◆ **Directions for this task**: Each line below either holds the string "Region" or doesn't. Count those that do and give only the number.

(Data items)
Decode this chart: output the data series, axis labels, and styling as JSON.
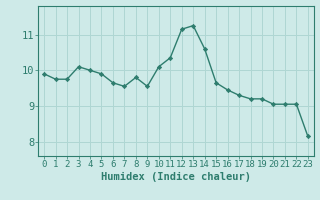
{
  "x": [
    0,
    1,
    2,
    3,
    4,
    5,
    6,
    7,
    8,
    9,
    10,
    11,
    12,
    13,
    14,
    15,
    16,
    17,
    18,
    19,
    20,
    21,
    22,
    23
  ],
  "y": [
    9.9,
    9.75,
    9.75,
    10.1,
    10.0,
    9.9,
    9.65,
    9.55,
    9.8,
    9.55,
    10.1,
    10.35,
    11.15,
    11.25,
    10.6,
    9.65,
    9.45,
    9.3,
    9.2,
    9.2,
    9.05,
    9.05,
    9.05,
    8.15
  ],
  "line_color": "#2e7d6e",
  "marker": "D",
  "marker_size": 2.2,
  "bg_color": "#ceeae8",
  "grid_color": "#afd6d3",
  "axis_color": "#2e7d6e",
  "xlabel": "Humidex (Indice chaleur)",
  "xlabel_fontsize": 7.5,
  "tick_fontsize": 6.5,
  "ytick_fontsize": 7.5,
  "ylim": [
    7.6,
    11.8
  ],
  "yticks": [
    8,
    9,
    10,
    11
  ],
  "xlim": [
    -0.5,
    23.5
  ]
}
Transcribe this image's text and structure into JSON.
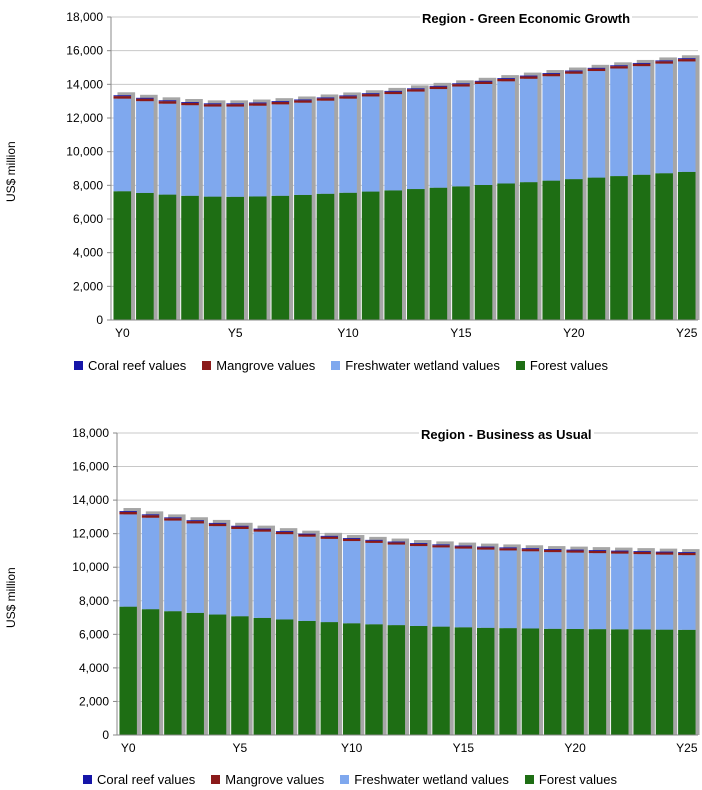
{
  "chart_data": [
    {
      "type": "bar",
      "stacked": true,
      "title": "Region - Green Economic Growth",
      "ylabel": "US$ million",
      "ylim": [
        0,
        18000
      ],
      "yticks": [
        "0",
        "2,000",
        "4,000",
        "6,000",
        "8,000",
        "10,000",
        "12,000",
        "14,000",
        "16,000",
        "18,000"
      ],
      "categories": [
        "Y0",
        "Y1",
        "Y2",
        "Y3",
        "Y4",
        "Y5",
        "Y6",
        "Y7",
        "Y8",
        "Y9",
        "Y10",
        "Y11",
        "Y12",
        "Y13",
        "Y14",
        "Y15",
        "Y16",
        "Y17",
        "Y18",
        "Y19",
        "Y20",
        "Y21",
        "Y22",
        "Y23",
        "Y24",
        "Y25"
      ],
      "xtick_labels": [
        "Y0",
        "",
        "",
        "",
        "",
        "Y5",
        "",
        "",
        "",
        "",
        "Y10",
        "",
        "",
        "",
        "",
        "Y15",
        "",
        "",
        "",
        "",
        "Y20",
        "",
        "",
        "",
        "",
        "Y25"
      ],
      "legend_position": "bottom",
      "series": [
        {
          "name": "Forest values",
          "color": "#1e6e14",
          "values": [
            7650,
            7550,
            7450,
            7380,
            7330,
            7320,
            7340,
            7380,
            7430,
            7500,
            7560,
            7630,
            7700,
            7780,
            7860,
            7940,
            8020,
            8110,
            8190,
            8280,
            8370,
            8460,
            8550,
            8630,
            8720,
            8800
          ]
        },
        {
          "name": "Freshwater wetland values",
          "color": "#7fa8ee",
          "values": [
            5500,
            5450,
            5400,
            5380,
            5350,
            5360,
            5390,
            5430,
            5480,
            5530,
            5590,
            5650,
            5720,
            5790,
            5860,
            5930,
            6000,
            6070,
            6140,
            6200,
            6260,
            6330,
            6390,
            6450,
            6510,
            6560
          ]
        },
        {
          "name": "Mangrove values",
          "color": "#8b1a1a",
          "values": [
            150,
            150,
            150,
            140,
            140,
            140,
            140,
            140,
            140,
            140,
            140,
            140,
            140,
            140,
            140,
            140,
            140,
            140,
            140,
            140,
            140,
            140,
            140,
            140,
            140,
            140
          ]
        },
        {
          "name": "Coral reef values",
          "color": "#1515a8",
          "values": [
            50,
            50,
            50,
            50,
            50,
            50,
            50,
            50,
            50,
            50,
            50,
            50,
            50,
            50,
            50,
            50,
            50,
            50,
            50,
            50,
            50,
            50,
            50,
            50,
            50,
            50
          ]
        }
      ]
    },
    {
      "type": "bar",
      "stacked": true,
      "title": "Region - Business as Usual",
      "ylabel": "US$ million",
      "ylim": [
        0,
        18000
      ],
      "yticks": [
        "0",
        "2,000",
        "4,000",
        "6,000",
        "8,000",
        "10,000",
        "12,000",
        "14,000",
        "16,000",
        "18,000"
      ],
      "categories": [
        "Y0",
        "Y1",
        "Y2",
        "Y3",
        "Y4",
        "Y5",
        "Y6",
        "Y7",
        "Y8",
        "Y9",
        "Y10",
        "Y11",
        "Y12",
        "Y13",
        "Y14",
        "Y15",
        "Y16",
        "Y17",
        "Y18",
        "Y19",
        "Y20",
        "Y21",
        "Y22",
        "Y23",
        "Y24",
        "Y25"
      ],
      "xtick_labels": [
        "Y0",
        "",
        "",
        "",
        "",
        "Y5",
        "",
        "",
        "",
        "",
        "Y10",
        "",
        "",
        "",
        "",
        "Y15",
        "",
        "",
        "",
        "",
        "Y20",
        "",
        "",
        "",
        "",
        "Y25"
      ],
      "legend_position": "bottom",
      "series": [
        {
          "name": "Forest values",
          "color": "#1e6e14",
          "values": [
            7650,
            7500,
            7380,
            7280,
            7180,
            7080,
            6980,
            6890,
            6800,
            6730,
            6660,
            6600,
            6550,
            6500,
            6460,
            6420,
            6390,
            6370,
            6350,
            6330,
            6320,
            6310,
            6300,
            6290,
            6280,
            6270
          ]
        },
        {
          "name": "Freshwater wetland values",
          "color": "#7fa8ee",
          "values": [
            5500,
            5450,
            5400,
            5330,
            5270,
            5200,
            5140,
            5080,
            5020,
            4960,
            4900,
            4850,
            4800,
            4760,
            4720,
            4690,
            4660,
            4630,
            4600,
            4570,
            4550,
            4530,
            4510,
            4490,
            4470,
            4450
          ]
        },
        {
          "name": "Mangrove values",
          "color": "#8b1a1a",
          "values": [
            150,
            150,
            140,
            140,
            140,
            140,
            130,
            130,
            130,
            130,
            130,
            130,
            130,
            130,
            130,
            130,
            130,
            130,
            130,
            130,
            130,
            130,
            130,
            130,
            130,
            130
          ]
        },
        {
          "name": "Coral reef values",
          "color": "#1515a8",
          "values": [
            50,
            50,
            50,
            50,
            50,
            50,
            50,
            50,
            50,
            50,
            50,
            50,
            50,
            50,
            50,
            50,
            50,
            50,
            50,
            50,
            50,
            50,
            50,
            50,
            50,
            50
          ]
        }
      ]
    }
  ]
}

◆ **Solution to the problem**: 2